## TASK REQUIREMENTS
Each line that follows is to be retyped exactly.

## Collected data entries
--- start ---

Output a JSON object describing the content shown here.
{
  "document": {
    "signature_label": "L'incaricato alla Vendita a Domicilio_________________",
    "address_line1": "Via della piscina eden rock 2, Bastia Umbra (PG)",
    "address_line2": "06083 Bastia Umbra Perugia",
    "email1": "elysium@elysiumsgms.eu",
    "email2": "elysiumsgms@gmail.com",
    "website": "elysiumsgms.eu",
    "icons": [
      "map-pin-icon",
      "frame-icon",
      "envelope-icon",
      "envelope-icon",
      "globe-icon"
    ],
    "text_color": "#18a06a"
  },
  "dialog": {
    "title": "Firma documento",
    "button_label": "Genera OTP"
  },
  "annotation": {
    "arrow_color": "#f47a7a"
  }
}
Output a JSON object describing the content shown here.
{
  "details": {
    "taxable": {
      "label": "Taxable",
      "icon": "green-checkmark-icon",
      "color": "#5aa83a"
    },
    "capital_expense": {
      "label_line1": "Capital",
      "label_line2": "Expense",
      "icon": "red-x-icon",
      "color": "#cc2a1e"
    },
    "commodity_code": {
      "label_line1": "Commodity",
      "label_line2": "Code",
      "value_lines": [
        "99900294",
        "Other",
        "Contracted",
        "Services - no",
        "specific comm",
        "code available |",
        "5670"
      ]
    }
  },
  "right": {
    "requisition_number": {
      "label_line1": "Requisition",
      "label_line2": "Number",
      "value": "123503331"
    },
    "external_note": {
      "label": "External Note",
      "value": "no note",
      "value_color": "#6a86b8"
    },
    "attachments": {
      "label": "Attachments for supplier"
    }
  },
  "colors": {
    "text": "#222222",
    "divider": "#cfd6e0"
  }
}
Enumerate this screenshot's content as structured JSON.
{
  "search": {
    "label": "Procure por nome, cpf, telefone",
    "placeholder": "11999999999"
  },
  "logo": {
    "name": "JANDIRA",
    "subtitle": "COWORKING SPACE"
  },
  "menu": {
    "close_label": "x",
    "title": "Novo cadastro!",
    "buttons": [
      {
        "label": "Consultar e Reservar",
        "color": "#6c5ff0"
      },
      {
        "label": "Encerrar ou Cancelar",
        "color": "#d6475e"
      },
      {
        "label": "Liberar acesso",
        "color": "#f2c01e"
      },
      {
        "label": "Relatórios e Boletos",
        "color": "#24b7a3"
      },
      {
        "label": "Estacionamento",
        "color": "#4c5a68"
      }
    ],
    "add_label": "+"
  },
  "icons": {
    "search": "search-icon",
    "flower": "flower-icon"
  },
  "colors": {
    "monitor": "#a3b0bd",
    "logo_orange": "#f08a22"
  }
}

--- end ---

## RESPONSE TO THE EXERCISE
Output a JSON object describing the content shown here.
{
  "document": {
    "signature_label": "L'incaricato alla Vendita a Domicilio_________________",
    "address_line1": "Via della piscina eden rock 2, Bastia Umbra (PG)",
    "address_line2": "06083 Bastia Umbra Perugia",
    "email1": "elysium@elysiumsgms.eu",
    "email2": "elysiumsgms@gmail.com",
    "website": "elysiumsgms.eu",
    "icons": [
      "map-pin-icon",
      "frame-icon",
      "envelope-icon",
      "envelope-icon",
      "globe-icon"
    ],
    "text_color": "#18a06a"
  },
  "dialog": {
    "title": "Firma documento",
    "button_label": "Genera OTP"
  },
  "annotation": {
    "arrow_color": "#f47a7a"
  }
}
Output a JSON object describing the content shown here.
{
  "details": {
    "taxable": {
      "label": "Taxable",
      "icon": "green-checkmark-icon",
      "color": "#5aa83a"
    },
    "capital_expense": {
      "label_line1": "Capital",
      "label_line2": "Expense",
      "icon": "red-x-icon",
      "color": "#cc2a1e"
    },
    "commodity_code": {
      "label_line1": "Commodity",
      "label_line2": "Code",
      "value_lines": [
        "99900294",
        "Other",
        "Contracted",
        "Services - no",
        "specific comm",
        "code available |",
        "5670"
      ]
    }
  },
  "right": {
    "requisition_number": {
      "label_line1": "Requisition",
      "label_line2": "Number",
      "value": "123503331"
    },
    "external_note": {
      "label": "External Note",
      "value": "no note",
      "value_color": "#6a86b8"
    },
    "attachments": {
      "label": "Attachments for supplier"
    }
  },
  "colors": {
    "text": "#222222",
    "divider": "#cfd6e0"
  }
}
Enumerate this screenshot's content as structured JSON.
{
  "search": {
    "label": "Procure por nome, cpf, telefone",
    "placeholder": "11999999999"
  },
  "logo": {
    "name": "JANDIRA",
    "subtitle": "COWORKING SPACE"
  },
  "menu": {
    "close_label": "x",
    "title": "Novo cadastro!",
    "buttons": [
      {
        "label": "Consultar e Reservar",
        "color": "#6c5ff0"
      },
      {
        "label": "Encerrar ou Cancelar",
        "color": "#d6475e"
      },
      {
        "label": "Liberar acesso",
        "color": "#f2c01e"
      },
      {
        "label": "Relatórios e Boletos",
        "color": "#24b7a3"
      },
      {
        "label": "Estacionamento",
        "color": "#4c5a68"
      }
    ],
    "add_label": "+"
  },
  "icons": {
    "search": "search-icon",
    "flower": "flower-icon"
  },
  "colors": {
    "monitor": "#a3b0bd",
    "logo_orange": "#f08a22"
  }
}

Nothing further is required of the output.